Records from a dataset
============

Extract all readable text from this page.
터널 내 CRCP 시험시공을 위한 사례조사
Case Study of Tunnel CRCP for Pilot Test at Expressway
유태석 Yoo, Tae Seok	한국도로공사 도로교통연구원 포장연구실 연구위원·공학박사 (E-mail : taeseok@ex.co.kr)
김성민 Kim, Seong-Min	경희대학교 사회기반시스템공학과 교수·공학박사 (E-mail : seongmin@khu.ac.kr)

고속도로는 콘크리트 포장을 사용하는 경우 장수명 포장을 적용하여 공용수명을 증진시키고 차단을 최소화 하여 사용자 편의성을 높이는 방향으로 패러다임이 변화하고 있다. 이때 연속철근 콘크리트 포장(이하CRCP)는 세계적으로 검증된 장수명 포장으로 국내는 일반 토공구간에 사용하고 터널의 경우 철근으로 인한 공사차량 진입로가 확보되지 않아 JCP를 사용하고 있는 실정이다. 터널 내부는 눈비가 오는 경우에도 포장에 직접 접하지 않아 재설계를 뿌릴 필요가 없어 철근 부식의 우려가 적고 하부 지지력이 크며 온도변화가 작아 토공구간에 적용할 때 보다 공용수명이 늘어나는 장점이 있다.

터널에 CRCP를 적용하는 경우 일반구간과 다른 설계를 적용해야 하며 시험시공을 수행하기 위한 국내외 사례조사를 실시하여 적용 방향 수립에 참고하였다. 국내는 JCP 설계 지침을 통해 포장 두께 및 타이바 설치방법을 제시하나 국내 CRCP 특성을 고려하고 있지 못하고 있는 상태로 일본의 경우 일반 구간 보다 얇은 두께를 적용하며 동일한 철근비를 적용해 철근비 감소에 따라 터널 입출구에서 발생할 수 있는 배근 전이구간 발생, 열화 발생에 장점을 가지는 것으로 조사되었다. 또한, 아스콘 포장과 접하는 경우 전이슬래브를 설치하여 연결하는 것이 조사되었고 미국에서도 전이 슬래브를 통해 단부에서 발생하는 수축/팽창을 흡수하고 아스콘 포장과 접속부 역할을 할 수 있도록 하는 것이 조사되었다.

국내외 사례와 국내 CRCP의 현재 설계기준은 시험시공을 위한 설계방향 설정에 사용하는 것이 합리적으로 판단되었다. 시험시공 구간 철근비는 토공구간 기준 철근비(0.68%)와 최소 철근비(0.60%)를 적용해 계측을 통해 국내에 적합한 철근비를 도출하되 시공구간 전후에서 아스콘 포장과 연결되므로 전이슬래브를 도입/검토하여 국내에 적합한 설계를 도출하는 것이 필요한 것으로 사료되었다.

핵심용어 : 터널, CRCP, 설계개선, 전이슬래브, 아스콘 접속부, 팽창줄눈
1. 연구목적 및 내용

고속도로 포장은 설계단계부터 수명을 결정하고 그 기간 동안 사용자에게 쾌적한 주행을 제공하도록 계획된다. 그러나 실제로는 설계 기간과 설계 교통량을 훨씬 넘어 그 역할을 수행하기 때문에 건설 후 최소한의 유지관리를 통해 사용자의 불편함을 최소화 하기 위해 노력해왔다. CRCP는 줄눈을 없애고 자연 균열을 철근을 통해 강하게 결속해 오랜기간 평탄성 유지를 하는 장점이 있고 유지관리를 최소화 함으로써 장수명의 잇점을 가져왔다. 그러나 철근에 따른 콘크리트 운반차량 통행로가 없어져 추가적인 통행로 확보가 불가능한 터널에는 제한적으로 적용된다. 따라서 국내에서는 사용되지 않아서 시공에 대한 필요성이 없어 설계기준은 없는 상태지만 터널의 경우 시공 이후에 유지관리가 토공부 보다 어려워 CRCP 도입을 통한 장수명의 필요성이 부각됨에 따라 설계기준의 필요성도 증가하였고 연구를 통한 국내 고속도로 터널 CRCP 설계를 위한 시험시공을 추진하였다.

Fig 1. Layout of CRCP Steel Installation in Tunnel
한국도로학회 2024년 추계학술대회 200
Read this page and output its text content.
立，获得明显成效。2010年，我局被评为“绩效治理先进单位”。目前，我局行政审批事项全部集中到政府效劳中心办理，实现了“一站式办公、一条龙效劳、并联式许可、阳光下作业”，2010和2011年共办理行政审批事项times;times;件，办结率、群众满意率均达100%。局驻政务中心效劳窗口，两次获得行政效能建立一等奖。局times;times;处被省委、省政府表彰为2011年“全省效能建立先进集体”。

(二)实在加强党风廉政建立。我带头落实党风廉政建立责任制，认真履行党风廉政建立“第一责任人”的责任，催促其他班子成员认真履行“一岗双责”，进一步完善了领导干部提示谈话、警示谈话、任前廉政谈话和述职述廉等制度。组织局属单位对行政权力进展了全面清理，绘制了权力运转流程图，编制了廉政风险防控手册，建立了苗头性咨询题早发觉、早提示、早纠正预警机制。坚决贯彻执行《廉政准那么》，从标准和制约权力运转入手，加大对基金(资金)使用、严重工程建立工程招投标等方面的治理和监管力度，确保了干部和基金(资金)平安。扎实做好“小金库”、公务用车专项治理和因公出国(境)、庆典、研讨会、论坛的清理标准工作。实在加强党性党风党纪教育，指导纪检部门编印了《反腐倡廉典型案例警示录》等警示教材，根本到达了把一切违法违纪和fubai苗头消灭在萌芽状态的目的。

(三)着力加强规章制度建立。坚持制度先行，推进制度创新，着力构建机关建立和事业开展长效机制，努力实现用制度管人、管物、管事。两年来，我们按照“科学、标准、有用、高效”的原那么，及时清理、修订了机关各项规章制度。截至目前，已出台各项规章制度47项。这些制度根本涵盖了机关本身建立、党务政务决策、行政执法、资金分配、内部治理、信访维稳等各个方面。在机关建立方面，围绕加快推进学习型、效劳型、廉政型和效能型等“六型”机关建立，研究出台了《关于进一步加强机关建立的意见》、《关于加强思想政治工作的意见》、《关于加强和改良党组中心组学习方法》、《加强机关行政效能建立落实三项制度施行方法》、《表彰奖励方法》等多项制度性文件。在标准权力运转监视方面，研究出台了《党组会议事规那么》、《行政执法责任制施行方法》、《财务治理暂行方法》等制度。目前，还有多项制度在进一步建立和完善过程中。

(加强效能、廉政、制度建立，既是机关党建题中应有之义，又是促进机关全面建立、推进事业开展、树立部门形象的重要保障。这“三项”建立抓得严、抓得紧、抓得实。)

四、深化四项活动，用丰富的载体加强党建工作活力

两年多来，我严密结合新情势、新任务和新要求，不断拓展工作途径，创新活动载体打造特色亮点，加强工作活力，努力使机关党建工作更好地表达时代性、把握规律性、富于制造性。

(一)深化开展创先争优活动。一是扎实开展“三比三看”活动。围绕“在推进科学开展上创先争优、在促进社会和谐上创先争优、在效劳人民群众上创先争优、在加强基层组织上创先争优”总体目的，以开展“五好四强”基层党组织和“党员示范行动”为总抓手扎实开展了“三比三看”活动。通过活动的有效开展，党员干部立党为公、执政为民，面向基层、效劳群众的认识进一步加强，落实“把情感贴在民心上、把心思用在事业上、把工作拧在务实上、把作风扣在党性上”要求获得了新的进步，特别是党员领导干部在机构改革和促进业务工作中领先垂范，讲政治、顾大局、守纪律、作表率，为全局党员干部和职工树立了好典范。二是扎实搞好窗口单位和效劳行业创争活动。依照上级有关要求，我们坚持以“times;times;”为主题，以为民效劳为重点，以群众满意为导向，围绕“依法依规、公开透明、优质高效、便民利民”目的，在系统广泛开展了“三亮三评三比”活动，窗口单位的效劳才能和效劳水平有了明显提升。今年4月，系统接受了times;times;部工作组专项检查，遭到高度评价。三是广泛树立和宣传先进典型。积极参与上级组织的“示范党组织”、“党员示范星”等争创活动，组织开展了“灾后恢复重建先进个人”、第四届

============

- [Task objective]: Print all of the entries again, exactly as written.

- [Expected answer]:
Extract all readable text from this page.
터널 내 CRCP 시험시공을 위한 사례조사
Case Study of Tunnel CRCP for Pilot Test at Expressway
유태석 Yoo, Tae Seok	한국도로공사 도로교통연구원 포장연구실 연구위원·공학박사 (E-mail : taeseok@ex.co.kr)
김성민 Kim, Seong-Min	경희대학교 사회기반시스템공학과 교수·공학박사 (E-mail : seongmin@khu.ac.kr)

고속도로는 콘크리트 포장을 사용하는 경우 장수명 포장을 적용하여 공용수명을 증진시키고 차단을 최소화 하여 사용자 편의성을 높이는 방향으로 패러다임이 변화하고 있다. 이때 연속철근 콘크리트 포장(이하CRCP)는 세계적으로 검증된 장수명 포장으로 국내는 일반 토공구간에 사용하고 터널의 경우 철근으로 인한 공사차량 진입로가 확보되지 않아 JCP를 사용하고 있는 실정이다. 터널 내부는 눈비가 오는 경우에도 포장에 직접 접하지 않아 재설계를 뿌릴 필요가 없어 철근 부식의 우려가 적고 하부 지지력이 크며 온도변화가 작아 토공구간에 적용할 때 보다 공용수명이 늘어나는 장점이 있다.

터널에 CRCP를 적용하는 경우 일반구간과 다른 설계를 적용해야 하며 시험시공을 수행하기 위한 국내외 사례조사를 실시하여 적용 방향 수립에 참고하였다. 국내는 JCP 설계 지침을 통해 포장 두께 및 타이바 설치방법을 제시하나 국내 CRCP 특성을 고려하고 있지 못하고 있는 상태로 일본의 경우 일반 구간 보다 얇은 두께를 적용하며 동일한 철근비를 적용해 철근비 감소에 따라 터널 입출구에서 발생할 수 있는 배근 전이구간 발생, 열화 발생에 장점을 가지는 것으로 조사되었다. 또한, 아스콘 포장과 접하는 경우 전이슬래브를 설치하여 연결하는 것이 조사되었고 미국에서도 전이 슬래브를 통해 단부에서 발생하는 수축/팽창을 흡수하고 아스콘 포장과 접속부 역할을 할 수 있도록 하는 것이 조사되었다.

국내외 사례와 국내 CRCP의 현재 설계기준은 시험시공을 위한 설계방향 설정에 사용하는 것이 합리적으로 판단되었다. 시험시공 구간 철근비는 토공구간 기준 철근비(0.68%)와 최소 철근비(0.60%)를 적용해 계측을 통해 국내에 적합한 철근비를 도출하되 시공구간 전후에서 아스콘 포장과 연결되므로 전이슬래브를 도입/검토하여 국내에 적합한 설계를 도출하는 것이 필요한 것으로 사료되었다.

핵심용어 : 터널, CRCP, 설계개선, 전이슬래브, 아스콘 접속부, 팽창줄눈
1. 연구목적 및 내용

고속도로 포장은 설계단계부터 수명을 결정하고 그 기간 동안 사용자에게 쾌적한 주행을 제공하도록 계획된다. 그러나 실제로는 설계 기간과 설계 교통량을 훨씬 넘어 그 역할을 수행하기 때문에 건설 후 최소한의 유지관리를 통해 사용자의 불편함을 최소화 하기 위해 노력해왔다. CRCP는 줄눈을 없애고 자연 균열을 철근을 통해 강하게 결속해 오랜기간 평탄성 유지를 하는 장점이 있고 유지관리를 최소화 함으로써 장수명의 잇점을 가져왔다. 그러나 철근에 따른 콘크리트 운반차량 통행로가 없어져 추가적인 통행로 확보가 불가능한 터널에는 제한적으로 적용된다. 따라서 국내에서는 사용되지 않아서 시공에 대한 필요성이 없어 설계기준은 없는 상태지만 터널의 경우 시공 이후에 유지관리가 토공부 보다 어려워 CRCP 도입을 통한 장수명의 필요성이 부각됨에 따라 설계기준의 필요성도 증가하였고 연구를 통한 국내 고속도로 터널 CRCP 설계를 위한 시험시공을 추진하였다.

Fig 1. Layout of CRCP Steel Installation in Tunnel
한국도로학회 2024년 추계학술대회 200
Read this page and output its text content.
立，获得明显成效。2010年，我局被评为“绩效治理先进单位”。目前，我局行政审批事项全部集中到政府效劳中心办理，实现了“一站式办公、一条龙效劳、并联式许可、阳光下作业”，2010和2011年共办理行政审批事项times;times;件，办结率、群众满意率均达100%。局驻政务中心效劳窗口，两次获得行政效能建立一等奖。局times;times;处被省委、省政府表彰为2011年“全省效能建立先进集体”。

(二)实在加强党风廉政建立。我带头落实党风廉政建立责任制，认真履行党风廉政建立“第一责任人”的责任，催促其他班子成员认真履行“一岗双责”，进一步完善了领导干部提示谈话、警示谈话、任前廉政谈话和述职述廉等制度。组织局属单位对行政权力进展了全面清理，绘制了权力运转流程图，编制了廉政风险防控手册，建立了苗头性咨询题早发觉、早提示、早纠正预警机制。坚决贯彻执行《廉政准那么》，从标准和制约权力运转入手，加大对基金(资金)使用、严重工程建立工程招投标等方面的治理和监管力度，确保了干部和基金(资金)平安。扎实做好“小金库”、公务用车专项治理和因公出国(境)、庆典、研讨会、论坛的清理标准工作。实在加强党性党风党纪教育，指导纪检部门编印了《反腐倡廉典型案例警示录》等警示教材，根本到达了把一切违法违纪和fubai苗头消灭在萌芽状态的目的。

(三)着力加强规章制度建立。坚持制度先行，推进制度创新，着力构建机关建立和事业开展长效机制，努力实现用制度管人、管物、管事。两年来，我们按照“科学、标准、有用、高效”的原那么，及时清理、修订了机关各项规章制度。截至目前，已出台各项规章制度47项。这些制度根本涵盖了机关本身建立、党务政务决策、行政执法、资金分配、内部治理、信访维稳等各个方面。在机关建立方面，围绕加快推进学习型、效劳型、廉政型和效能型等“六型”机关建立，研究出台了《关于进一步加强机关建立的意见》、《关于加强思想政治工作的意见》、《关于加强和改良党组中心组学习方法》、《加强机关行政效能建立落实三项制度施行方法》、《表彰奖励方法》等多项制度性文件。在标准权力运转监视方面，研究出台了《党组会议事规那么》、《行政执法责任制施行方法》、《财务治理暂行方法》等制度。目前，还有多项制度在进一步建立和完善过程中。

(加强效能、廉政、制度建立，既是机关党建题中应有之义，又是促进机关全面建立、推进事业开展、树立部门形象的重要保障。这“三项”建立抓得严、抓得紧、抓得实。)

四、深化四项活动，用丰富的载体加强党建工作活力

两年多来，我严密结合新情势、新任务和新要求，不断拓展工作途径，创新活动载体打造特色亮点，加强工作活力，努力使机关党建工作更好地表达时代性、把握规律性、富于制造性。

(一)深化开展创先争优活动。一是扎实开展“三比三看”活动。围绕“在推进科学开展上创先争优、在促进社会和谐上创先争优、在效劳人民群众上创先争优、在加强基层组织上创先争优”总体目的，以开展“五好四强”基层党组织和“党员示范行动”为总抓手扎实开展了“三比三看”活动。通过活动的有效开展，党员干部立党为公、执政为民，面向基层、效劳群众的认识进一步加强，落实“把情感贴在民心上、把心思用在事业上、把工作拧在务实上、把作风扣在党性上”要求获得了新的进步，特别是党员领导干部在机构改革和促进业务工作中领先垂范，讲政治、顾大局、守纪律、作表率，为全局党员干部和职工树立了好典范。二是扎实搞好窗口单位和效劳行业创争活动。依照上级有关要求，我们坚持以“times;times;”为主题，以为民效劳为重点，以群众满意为导向，围绕“依法依规、公开透明、优质高效、便民利民”目的，在系统广泛开展了“三亮三评三比”活动，窗口单位的效劳才能和效劳水平有了明显提升。今年4月，系统接受了times;times;部工作组专项检查，遭到高度评价。三是广泛树立和宣传先进典型。积极参与上级组织的“示范党组织”、“党员示范星”等争创活动，组织开展了“灾后恢复重建先进个人”、第四届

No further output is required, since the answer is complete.